[R] Failure to understand namespaces in XML::getNodeSet

Hadley Wickham h.wickham at gmail.com
Tue Jan 31 23:27:25 CET 2017


See the last example in ?xml2::xml_find_all or use xml2::xml2::xml_ns_strip()

Hadley

On Tue, Jan 31, 2017 at 9:43 AM, Mark Sharp <msharp at txbiomed.org> wrote:
> I am trying to read a series of XML files that use a namespace and I have failed, thus far, to discover the proper syntax. I have a reproducible example below. I have two XML character strings defined: one without a namespace and one with. I show that I can successfully extract the node using the XML string without the namespace and fail when using the XML string with the namespace.
>
> Mark
> PS I am having the same problem with the xml2 package and am hoping understanding one with help with the other.

■ **Given problem**
Can you extract, word for word, the part of the namespace thread that opens with the words containing "[R] Failure to" and closes with "with the namespace."? The records have no connection to the namespace thread.

■ **Provided information**
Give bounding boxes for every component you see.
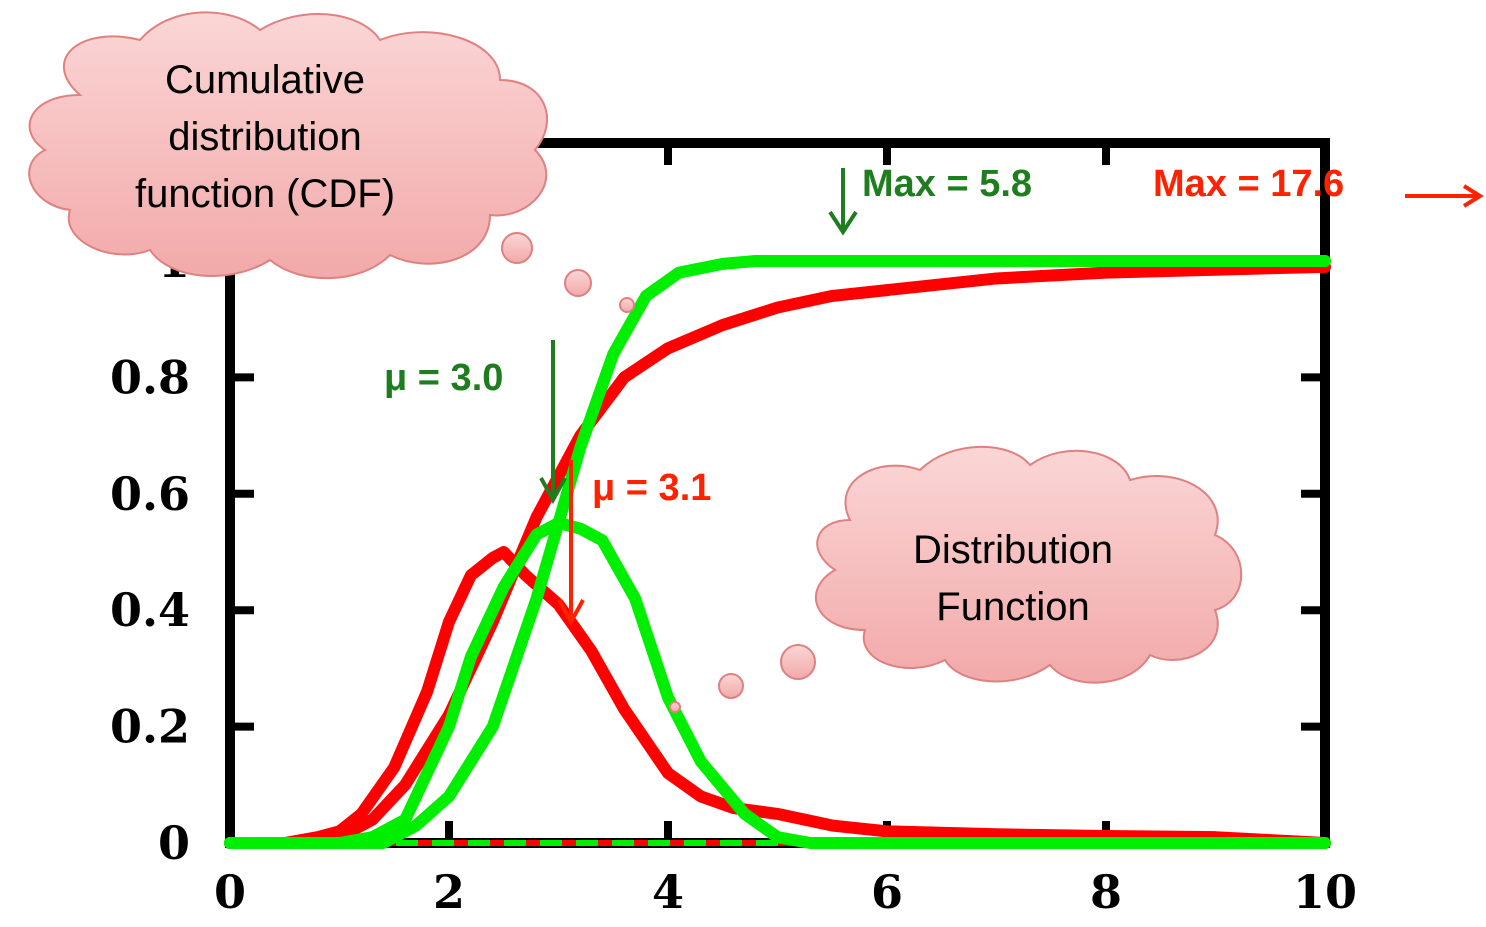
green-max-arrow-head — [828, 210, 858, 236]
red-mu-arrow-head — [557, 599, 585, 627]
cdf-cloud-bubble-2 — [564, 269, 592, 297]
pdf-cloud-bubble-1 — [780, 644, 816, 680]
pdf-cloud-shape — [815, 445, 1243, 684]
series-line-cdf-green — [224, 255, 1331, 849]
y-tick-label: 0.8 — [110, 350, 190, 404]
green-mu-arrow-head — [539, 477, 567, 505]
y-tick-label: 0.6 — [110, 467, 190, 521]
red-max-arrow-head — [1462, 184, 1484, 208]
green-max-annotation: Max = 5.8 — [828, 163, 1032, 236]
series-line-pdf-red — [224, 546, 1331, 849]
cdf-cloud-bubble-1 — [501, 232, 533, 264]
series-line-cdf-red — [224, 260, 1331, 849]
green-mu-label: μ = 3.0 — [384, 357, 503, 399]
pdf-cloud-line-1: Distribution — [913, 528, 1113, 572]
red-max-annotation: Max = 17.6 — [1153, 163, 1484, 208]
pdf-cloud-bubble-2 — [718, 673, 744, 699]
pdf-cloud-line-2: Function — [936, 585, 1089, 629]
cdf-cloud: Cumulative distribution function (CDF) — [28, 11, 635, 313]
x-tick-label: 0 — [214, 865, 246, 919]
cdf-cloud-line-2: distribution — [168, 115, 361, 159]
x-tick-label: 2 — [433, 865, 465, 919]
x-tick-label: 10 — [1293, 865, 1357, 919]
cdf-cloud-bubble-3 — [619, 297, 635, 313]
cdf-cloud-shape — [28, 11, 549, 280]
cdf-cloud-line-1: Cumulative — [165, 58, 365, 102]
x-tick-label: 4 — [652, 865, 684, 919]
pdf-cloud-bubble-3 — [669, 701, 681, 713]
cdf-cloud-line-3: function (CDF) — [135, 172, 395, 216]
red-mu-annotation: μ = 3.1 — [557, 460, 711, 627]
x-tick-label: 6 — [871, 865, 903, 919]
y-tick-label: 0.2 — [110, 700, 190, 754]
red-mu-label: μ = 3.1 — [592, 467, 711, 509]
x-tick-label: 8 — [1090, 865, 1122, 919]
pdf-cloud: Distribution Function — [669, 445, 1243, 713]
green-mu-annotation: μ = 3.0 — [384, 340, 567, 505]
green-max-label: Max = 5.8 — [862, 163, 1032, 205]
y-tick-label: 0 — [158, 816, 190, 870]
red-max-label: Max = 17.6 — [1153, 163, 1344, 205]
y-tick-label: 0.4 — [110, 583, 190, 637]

■ **Full output**
[R] Failure to understand namespaces in XML::getNodeSet

Hadley Wickham h.wickham at gmail.com
Tue Jan 31 23:27:25 CET 2017


See the last example in ?xml2::xml_find_all or use xml2::xml2::xml_ns_strip()

Hadley

On Tue, Jan 31, 2017 at 9:43 AM, Mark Sharp <msharp at txbiomed.org> wrote:
> I am trying to read a series of XML files that use a namespace and I have failed, thus far, to discover the proper syntax. I have a reproducible example below. I have two XML character strings defined: one without a namespace and one with. I show that I can successfully extract the node using the XML string without the namespace and fail when using the XML string with the namespace.